Is there a formula (using Vlookup and If perhaps?) that I can create and drag across all rows and over the 8 needed columns to fill in this data? (I don't mind if there are N/A in the shorter-range rows)

If there is an easier way using R also fine with me.

Thanks for any advice

2

2 Answers

0
votes

The following code:

library(magrittr)
library(plyr)
library(reshape2)

# Create input example
dat = data.frame(
  sample = c("Sample #1", "Sample #2"), 
  start = c("101-263", "162-186"), 
  end = c("101-266", "162-187"),
  stringsAsFactors = FALSE
  )

# Extract 'start' and 'end' values
dat$num1 = dat$start %>% strsplit("-") %>% sapply("[", 1)
dat$start2 = dat$start %>% strsplit("-") %>% sapply("[", 2) %>% as.numeric
dat$end2 = dat$end %>% strsplit("-") %>% sapply("[", 2) %>% as.numeric
dat$start = NULL
dat$end = NULL

# For each row
for(i in 1:nrow(dat)) {

  # Check if there is any need to add entries
  if((dat$end2[i] - dat$start2[i]) > 1) {

    # For each entry
    for(j in seq(dat$start2[i], dat$end2[i] -1)) {

      # Create entry
      new_entry = data.frame(
        sample = dat$sample[i],
        num1 = dat$num1[i],
        start2 = dat$start2[i],
        end2 = j,
        stringsAsFactors = FALSE
      )

      # Add to table
      dat = rbind(dat, new_entry)

    }

  }

}

# Calculate all values
dat$value = paste0(dat$num1, "-", dat$end2)
dat = dat[, c("sample", "value")]

# Create column labels
dat = ddply(
  dat,
  "sample",
  transform,
  var = paste0("col", rank(value))
)

# Reshape to required format
dat = dcast(dat, sample ~ var, value.var = "value")

Does what you asked on the provided example.

It transforms this table -

     sample   start     end
1 Sample #1 101-263 101-266
2 Sample #2 162-186 162-187

Into this one -

     sample    col1    col2    col3    col4
1 Sample #1 101-263 101-264 101-265 101-266
2 Sample #2 162-187    <NA>    <NA>    <NA>

If there is a larger example for testing will be happy to do so :)

0
votes

Please try in D1 copied across eight columns and then D1:K1 copied down to suit:

=IF(1*RIGHT($C1,3)>RIGHT($B1,3)+COLUMN()-3,LEFT($B1,4)&RIGHT($B1,3)+COLUMN()-3,"")

The condition (IF) checks whether or not to display a result (or 'blank' "", for neater presentation) depending on the result equalling or exceeding the upper limit specified in ColumnC.

There is some text manipulation (RIGHT and LEFT) to get at the part that is to be integer incremented or to add back the static part.

COLUMN() returns the column number (A>1, B>2 etc) so is useful as a kind of stepping function. In D1 COLUMN()-3 is 4-3 or 1 so there 1 is added to the start of the range (shown on the right of B1). When copied across to ColumnE COLUMN()-3 becomes 5-3, so 2 is added to the start of the range.

Exercise requirements - Can you copy the passage of the thread on filling in number ranges from "COLUMN() returns the" up to and including "of the range."? This listing was drawn from a separate source.

(Dataset entries)
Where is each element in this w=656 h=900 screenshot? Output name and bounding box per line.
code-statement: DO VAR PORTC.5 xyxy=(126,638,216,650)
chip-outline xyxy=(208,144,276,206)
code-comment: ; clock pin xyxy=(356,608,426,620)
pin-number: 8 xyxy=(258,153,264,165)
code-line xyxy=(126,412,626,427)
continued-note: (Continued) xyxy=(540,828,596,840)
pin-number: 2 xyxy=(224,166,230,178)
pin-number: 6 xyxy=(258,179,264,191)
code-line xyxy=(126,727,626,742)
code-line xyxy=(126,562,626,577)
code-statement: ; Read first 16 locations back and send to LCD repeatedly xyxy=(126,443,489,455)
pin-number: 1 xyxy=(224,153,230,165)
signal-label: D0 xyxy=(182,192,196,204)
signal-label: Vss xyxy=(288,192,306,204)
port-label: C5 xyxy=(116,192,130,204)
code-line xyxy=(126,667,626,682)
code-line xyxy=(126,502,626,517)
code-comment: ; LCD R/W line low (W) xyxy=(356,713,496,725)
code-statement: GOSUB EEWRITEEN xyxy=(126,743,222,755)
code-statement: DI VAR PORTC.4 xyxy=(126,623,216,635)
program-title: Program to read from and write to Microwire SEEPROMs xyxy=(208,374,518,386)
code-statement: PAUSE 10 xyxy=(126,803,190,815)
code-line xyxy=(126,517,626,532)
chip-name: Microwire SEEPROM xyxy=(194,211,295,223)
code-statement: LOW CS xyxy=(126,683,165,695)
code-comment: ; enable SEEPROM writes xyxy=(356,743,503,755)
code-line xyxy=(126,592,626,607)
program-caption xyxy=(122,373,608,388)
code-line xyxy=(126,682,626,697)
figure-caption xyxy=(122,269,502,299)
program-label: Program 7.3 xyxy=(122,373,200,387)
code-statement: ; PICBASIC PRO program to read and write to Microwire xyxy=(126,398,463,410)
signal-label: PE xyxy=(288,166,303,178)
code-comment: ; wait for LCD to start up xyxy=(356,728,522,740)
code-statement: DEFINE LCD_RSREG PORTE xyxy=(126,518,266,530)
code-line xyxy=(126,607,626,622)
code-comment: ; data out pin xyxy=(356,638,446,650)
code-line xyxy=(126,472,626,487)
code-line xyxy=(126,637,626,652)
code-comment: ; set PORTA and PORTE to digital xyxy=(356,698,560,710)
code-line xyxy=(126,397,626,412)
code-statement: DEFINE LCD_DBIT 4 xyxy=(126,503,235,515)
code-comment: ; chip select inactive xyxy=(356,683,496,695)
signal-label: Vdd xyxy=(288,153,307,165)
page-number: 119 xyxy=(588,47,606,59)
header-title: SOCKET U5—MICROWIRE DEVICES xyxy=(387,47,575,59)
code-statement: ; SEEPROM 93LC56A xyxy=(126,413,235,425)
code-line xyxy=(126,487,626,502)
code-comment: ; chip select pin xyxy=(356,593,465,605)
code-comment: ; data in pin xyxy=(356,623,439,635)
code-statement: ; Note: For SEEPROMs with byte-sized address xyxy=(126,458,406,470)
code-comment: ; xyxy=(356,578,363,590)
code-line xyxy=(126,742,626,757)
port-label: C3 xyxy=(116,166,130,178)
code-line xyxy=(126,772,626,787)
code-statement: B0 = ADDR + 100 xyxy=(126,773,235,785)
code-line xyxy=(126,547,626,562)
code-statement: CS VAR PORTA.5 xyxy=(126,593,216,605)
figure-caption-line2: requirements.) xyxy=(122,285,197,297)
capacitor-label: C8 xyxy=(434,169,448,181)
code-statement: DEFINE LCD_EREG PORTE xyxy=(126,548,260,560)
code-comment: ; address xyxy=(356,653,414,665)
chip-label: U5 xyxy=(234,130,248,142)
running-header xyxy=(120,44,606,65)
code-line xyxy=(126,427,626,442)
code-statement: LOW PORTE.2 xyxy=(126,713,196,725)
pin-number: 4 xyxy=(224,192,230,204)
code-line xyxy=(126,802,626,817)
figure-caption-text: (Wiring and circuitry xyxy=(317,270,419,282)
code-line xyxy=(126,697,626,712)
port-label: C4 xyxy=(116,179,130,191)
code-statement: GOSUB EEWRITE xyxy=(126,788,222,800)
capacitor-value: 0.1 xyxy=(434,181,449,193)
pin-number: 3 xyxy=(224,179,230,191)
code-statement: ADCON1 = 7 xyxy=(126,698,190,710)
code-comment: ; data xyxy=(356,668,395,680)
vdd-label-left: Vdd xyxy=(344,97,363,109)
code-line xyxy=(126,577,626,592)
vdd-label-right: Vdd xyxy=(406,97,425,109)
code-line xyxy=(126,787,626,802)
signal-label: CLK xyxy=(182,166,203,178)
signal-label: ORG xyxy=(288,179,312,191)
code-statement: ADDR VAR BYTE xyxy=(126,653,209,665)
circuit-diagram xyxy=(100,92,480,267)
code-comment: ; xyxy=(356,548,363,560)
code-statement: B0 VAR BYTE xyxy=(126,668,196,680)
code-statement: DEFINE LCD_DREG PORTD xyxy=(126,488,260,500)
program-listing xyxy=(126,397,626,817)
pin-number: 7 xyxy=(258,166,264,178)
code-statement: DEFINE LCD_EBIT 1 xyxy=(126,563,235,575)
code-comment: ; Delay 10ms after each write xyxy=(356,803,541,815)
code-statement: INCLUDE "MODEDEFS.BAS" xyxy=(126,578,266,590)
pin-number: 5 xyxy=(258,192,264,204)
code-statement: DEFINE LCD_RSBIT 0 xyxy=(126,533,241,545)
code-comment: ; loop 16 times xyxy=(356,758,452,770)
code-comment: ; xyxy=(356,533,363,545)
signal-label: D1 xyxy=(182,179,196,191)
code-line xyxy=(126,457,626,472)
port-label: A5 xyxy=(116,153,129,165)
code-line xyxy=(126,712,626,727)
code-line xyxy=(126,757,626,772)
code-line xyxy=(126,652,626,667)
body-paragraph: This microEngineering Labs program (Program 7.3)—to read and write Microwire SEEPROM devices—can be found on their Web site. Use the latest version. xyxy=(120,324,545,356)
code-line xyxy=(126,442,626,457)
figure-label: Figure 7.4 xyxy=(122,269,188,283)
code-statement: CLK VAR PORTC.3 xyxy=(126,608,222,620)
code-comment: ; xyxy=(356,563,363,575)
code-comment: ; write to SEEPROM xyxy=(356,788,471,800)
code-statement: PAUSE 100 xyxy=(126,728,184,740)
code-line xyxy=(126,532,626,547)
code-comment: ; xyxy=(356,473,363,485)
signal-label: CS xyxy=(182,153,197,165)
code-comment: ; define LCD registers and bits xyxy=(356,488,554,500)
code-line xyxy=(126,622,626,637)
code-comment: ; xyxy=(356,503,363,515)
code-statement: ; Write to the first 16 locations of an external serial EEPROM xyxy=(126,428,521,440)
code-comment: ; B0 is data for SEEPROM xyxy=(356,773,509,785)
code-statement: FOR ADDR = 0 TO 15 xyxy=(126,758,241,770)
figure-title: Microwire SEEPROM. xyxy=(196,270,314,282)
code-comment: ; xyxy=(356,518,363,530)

The result -
COLUMN() returns the column number (A>1, B>2 etc) so is useful as a kind of stepping function. In D1 COLUMN()-3 is 4-3 or 1 so there 1 is added to the start of the range (shown on the right of B1). When copied across to ColumnE COLUMN()-3 becomes 5-3, so 2 is added to the start of the range.